Entries taken from a collection
---+---
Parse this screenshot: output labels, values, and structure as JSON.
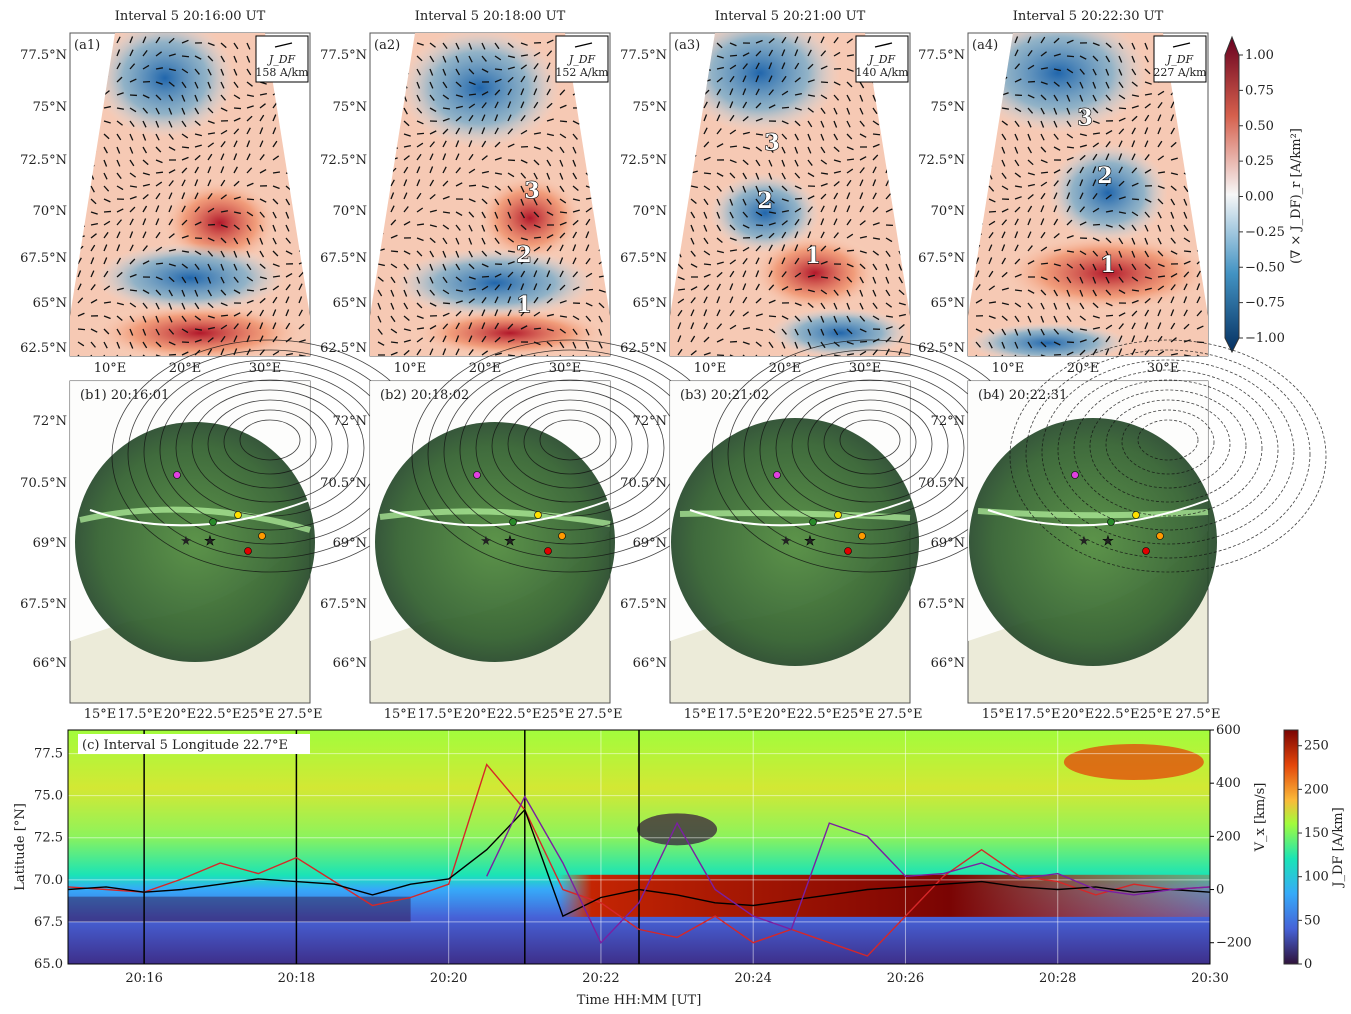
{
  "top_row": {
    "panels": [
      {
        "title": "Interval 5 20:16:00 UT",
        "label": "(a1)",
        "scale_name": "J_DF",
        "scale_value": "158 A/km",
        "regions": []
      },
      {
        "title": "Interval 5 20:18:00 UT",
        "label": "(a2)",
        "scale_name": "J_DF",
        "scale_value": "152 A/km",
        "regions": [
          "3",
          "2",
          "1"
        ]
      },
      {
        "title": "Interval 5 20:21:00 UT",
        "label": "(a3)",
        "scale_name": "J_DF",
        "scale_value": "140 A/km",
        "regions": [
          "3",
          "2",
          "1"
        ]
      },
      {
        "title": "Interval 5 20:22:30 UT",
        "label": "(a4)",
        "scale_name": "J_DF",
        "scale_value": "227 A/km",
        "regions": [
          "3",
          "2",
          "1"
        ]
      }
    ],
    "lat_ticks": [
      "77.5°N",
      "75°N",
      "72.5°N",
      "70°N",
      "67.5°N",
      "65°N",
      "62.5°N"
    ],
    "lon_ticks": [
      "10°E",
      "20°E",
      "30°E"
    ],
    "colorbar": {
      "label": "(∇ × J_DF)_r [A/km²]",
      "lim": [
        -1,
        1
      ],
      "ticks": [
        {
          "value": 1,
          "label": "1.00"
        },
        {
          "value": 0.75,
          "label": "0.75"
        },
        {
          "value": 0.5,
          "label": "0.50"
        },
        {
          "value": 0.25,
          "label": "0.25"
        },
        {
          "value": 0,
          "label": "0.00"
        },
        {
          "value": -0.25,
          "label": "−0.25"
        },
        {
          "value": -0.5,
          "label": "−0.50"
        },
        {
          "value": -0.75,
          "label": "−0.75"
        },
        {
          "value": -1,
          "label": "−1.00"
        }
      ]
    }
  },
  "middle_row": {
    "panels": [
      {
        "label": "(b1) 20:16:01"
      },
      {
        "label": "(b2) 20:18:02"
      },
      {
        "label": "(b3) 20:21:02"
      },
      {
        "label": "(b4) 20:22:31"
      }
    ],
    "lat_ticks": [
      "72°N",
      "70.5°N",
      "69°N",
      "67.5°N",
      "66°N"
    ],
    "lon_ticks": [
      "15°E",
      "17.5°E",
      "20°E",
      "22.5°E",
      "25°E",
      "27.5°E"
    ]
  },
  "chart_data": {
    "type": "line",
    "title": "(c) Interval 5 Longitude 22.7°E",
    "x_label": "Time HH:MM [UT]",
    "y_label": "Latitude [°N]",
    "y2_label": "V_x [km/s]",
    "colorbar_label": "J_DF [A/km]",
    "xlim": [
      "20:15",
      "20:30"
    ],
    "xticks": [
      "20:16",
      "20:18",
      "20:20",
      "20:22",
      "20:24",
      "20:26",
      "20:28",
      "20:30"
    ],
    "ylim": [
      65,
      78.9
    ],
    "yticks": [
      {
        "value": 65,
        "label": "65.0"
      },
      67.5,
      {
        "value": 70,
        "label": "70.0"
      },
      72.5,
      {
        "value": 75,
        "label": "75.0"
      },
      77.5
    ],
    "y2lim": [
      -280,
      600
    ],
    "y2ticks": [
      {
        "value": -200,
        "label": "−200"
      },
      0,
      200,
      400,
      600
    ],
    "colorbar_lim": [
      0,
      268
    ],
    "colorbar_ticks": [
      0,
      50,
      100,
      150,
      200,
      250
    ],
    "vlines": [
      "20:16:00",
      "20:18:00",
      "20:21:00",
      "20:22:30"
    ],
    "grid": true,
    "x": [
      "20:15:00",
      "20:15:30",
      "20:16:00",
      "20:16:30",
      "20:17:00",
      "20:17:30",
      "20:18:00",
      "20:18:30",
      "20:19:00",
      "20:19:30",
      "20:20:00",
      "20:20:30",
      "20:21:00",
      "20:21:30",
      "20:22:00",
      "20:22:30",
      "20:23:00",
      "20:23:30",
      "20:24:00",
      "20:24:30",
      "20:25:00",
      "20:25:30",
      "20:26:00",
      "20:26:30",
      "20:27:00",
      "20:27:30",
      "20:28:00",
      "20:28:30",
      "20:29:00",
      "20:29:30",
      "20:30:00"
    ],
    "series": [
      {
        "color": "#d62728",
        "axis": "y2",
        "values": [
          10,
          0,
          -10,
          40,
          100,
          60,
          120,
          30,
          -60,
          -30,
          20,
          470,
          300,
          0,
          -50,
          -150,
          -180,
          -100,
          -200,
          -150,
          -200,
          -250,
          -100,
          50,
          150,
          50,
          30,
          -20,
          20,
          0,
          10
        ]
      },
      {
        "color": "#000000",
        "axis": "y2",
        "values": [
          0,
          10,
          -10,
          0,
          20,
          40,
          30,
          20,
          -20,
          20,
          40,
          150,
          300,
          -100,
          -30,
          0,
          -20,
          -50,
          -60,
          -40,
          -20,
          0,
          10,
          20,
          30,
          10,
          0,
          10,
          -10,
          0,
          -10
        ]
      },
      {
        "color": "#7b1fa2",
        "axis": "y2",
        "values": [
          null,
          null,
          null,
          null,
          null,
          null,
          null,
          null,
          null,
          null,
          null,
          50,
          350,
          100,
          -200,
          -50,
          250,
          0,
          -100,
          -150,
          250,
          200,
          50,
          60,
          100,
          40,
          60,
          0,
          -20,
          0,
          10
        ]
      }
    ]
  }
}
---+---
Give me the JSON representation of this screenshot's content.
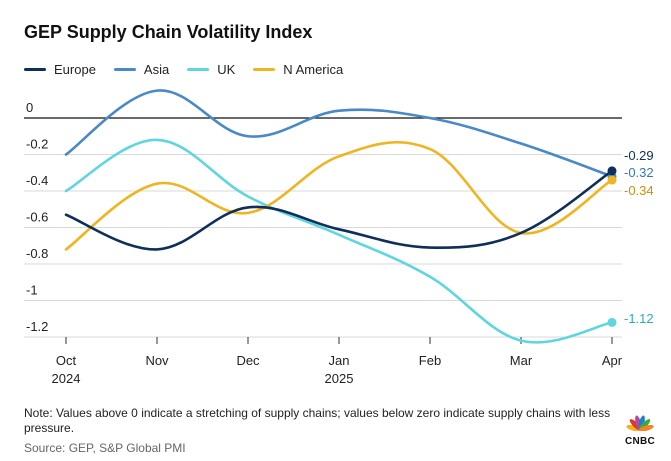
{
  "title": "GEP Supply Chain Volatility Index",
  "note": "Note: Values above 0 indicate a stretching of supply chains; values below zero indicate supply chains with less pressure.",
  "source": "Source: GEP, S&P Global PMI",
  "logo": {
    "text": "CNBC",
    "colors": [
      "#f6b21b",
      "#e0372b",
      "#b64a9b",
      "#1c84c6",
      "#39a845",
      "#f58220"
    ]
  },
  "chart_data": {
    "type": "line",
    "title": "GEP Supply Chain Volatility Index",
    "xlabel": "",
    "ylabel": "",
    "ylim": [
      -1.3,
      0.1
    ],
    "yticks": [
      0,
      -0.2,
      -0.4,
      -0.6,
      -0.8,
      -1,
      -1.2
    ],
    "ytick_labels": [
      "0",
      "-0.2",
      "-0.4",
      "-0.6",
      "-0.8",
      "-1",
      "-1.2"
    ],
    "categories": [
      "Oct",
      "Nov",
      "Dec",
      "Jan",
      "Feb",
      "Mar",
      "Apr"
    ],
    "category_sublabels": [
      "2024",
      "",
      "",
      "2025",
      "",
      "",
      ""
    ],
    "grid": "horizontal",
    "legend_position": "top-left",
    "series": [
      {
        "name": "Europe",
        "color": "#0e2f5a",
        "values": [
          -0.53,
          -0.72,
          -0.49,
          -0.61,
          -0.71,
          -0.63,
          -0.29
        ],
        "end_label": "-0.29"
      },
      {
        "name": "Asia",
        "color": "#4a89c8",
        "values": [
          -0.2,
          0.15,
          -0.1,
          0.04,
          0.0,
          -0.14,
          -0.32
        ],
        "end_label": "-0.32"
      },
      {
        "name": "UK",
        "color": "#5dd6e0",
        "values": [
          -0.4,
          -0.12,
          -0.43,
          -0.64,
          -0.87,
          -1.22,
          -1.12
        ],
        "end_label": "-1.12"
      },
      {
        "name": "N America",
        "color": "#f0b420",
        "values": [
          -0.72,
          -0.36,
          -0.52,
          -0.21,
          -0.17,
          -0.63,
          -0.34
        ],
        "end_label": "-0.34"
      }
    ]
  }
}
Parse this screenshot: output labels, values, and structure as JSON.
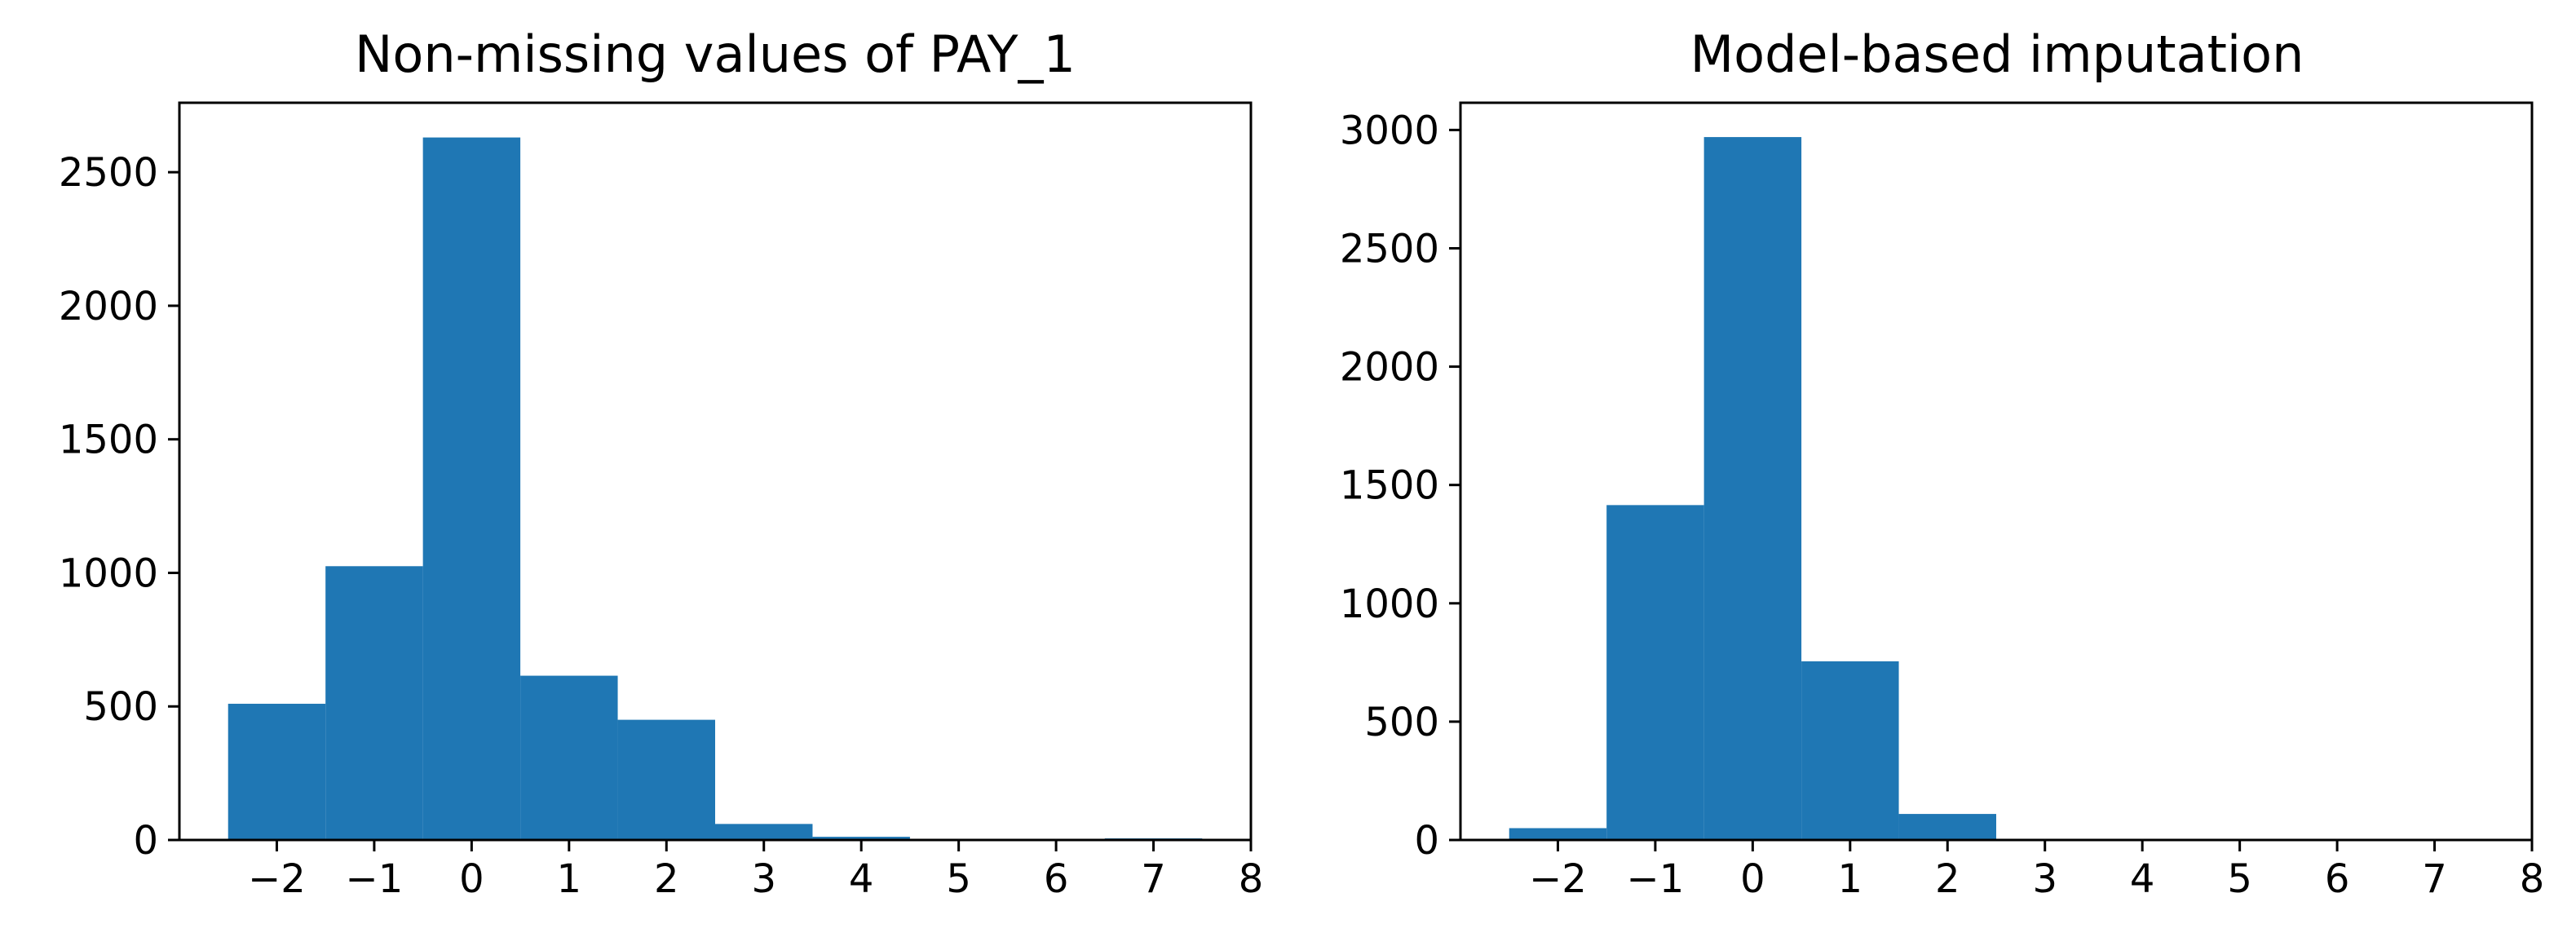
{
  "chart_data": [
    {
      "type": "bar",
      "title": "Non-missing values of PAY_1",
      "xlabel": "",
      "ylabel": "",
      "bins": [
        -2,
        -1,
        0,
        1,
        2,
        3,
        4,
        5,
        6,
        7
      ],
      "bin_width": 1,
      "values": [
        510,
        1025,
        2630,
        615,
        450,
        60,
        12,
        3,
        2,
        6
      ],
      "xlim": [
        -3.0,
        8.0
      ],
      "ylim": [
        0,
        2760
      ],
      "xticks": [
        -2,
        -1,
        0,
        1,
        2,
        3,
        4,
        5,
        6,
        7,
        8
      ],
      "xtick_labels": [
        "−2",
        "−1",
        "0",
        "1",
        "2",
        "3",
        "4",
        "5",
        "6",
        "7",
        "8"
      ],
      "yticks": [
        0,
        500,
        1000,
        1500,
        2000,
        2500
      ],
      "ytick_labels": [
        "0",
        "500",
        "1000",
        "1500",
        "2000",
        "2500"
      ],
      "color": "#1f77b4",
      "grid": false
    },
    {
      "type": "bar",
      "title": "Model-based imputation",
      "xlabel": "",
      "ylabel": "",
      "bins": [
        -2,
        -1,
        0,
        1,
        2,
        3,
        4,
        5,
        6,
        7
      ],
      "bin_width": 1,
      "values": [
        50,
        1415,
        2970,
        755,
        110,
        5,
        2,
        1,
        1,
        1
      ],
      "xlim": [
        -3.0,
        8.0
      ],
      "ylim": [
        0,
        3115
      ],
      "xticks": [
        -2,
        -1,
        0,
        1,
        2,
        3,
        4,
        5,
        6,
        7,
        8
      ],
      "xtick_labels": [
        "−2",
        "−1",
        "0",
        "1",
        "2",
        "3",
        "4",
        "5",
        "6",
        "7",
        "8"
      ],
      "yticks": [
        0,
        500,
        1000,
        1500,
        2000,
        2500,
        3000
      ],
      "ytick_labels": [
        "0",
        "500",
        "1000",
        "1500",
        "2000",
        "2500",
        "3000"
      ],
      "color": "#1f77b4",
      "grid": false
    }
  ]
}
---+---
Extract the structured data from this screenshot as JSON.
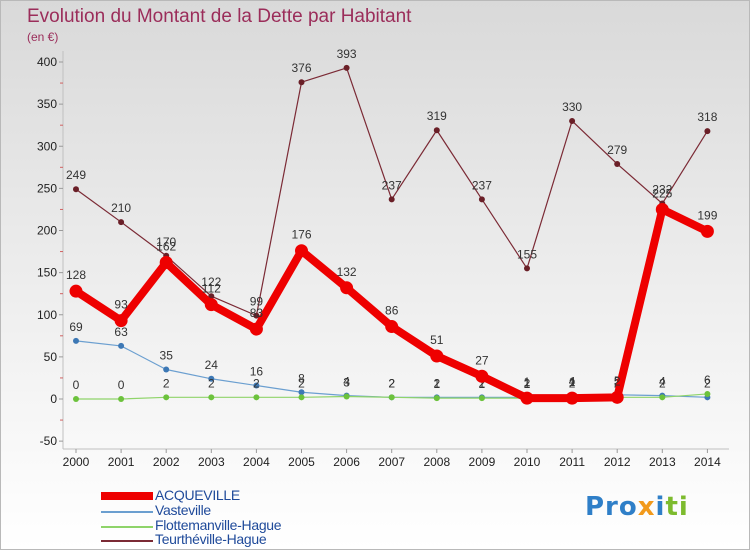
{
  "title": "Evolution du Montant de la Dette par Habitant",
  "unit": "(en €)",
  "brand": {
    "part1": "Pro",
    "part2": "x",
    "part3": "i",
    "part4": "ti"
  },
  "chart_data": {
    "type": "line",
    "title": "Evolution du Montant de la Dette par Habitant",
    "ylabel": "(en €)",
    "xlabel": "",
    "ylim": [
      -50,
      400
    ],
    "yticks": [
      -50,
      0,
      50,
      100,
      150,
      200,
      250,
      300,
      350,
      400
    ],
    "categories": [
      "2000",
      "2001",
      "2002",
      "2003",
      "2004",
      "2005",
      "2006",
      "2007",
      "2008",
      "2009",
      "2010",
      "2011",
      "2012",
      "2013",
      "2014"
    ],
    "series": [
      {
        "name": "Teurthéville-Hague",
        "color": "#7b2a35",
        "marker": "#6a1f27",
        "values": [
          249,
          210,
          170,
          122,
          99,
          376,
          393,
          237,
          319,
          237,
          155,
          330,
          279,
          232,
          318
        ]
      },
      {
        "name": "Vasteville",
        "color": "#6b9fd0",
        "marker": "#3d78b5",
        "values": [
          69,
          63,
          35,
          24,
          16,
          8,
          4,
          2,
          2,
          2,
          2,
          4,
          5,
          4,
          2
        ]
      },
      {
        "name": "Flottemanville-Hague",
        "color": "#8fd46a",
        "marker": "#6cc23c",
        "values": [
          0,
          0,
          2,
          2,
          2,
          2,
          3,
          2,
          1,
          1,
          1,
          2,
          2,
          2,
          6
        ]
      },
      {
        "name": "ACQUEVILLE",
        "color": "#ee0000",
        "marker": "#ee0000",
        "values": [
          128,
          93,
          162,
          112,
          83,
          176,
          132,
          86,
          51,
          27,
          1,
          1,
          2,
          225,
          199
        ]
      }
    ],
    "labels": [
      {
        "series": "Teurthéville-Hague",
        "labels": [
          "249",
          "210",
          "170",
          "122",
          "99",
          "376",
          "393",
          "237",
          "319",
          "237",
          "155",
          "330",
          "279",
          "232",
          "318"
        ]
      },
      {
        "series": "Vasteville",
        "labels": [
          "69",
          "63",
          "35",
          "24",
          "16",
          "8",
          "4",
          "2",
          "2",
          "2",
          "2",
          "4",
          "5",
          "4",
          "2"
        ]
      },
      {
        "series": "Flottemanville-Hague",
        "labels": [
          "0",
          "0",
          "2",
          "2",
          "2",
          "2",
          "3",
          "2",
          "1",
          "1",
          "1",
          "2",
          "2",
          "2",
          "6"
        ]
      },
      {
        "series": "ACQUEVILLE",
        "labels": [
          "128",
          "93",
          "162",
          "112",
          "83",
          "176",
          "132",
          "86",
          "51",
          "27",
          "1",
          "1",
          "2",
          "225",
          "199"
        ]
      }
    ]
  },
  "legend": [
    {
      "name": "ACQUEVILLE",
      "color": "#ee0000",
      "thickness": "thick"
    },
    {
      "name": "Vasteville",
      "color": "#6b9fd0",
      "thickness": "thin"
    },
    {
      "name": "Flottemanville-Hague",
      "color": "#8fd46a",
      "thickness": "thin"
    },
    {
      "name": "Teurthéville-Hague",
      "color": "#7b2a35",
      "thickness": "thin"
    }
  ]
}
---+---
Your task:
Read through the entries and copy every line that includes "JSON".

The completed task:
Parse this screenshot: output labels, values, and structure as JSON.
Give me the JSON representation of this screenshot's content.
Parse this screenshot: output labels, values, and structure as JSON.
Extract the structured data from this screenshot as JSON.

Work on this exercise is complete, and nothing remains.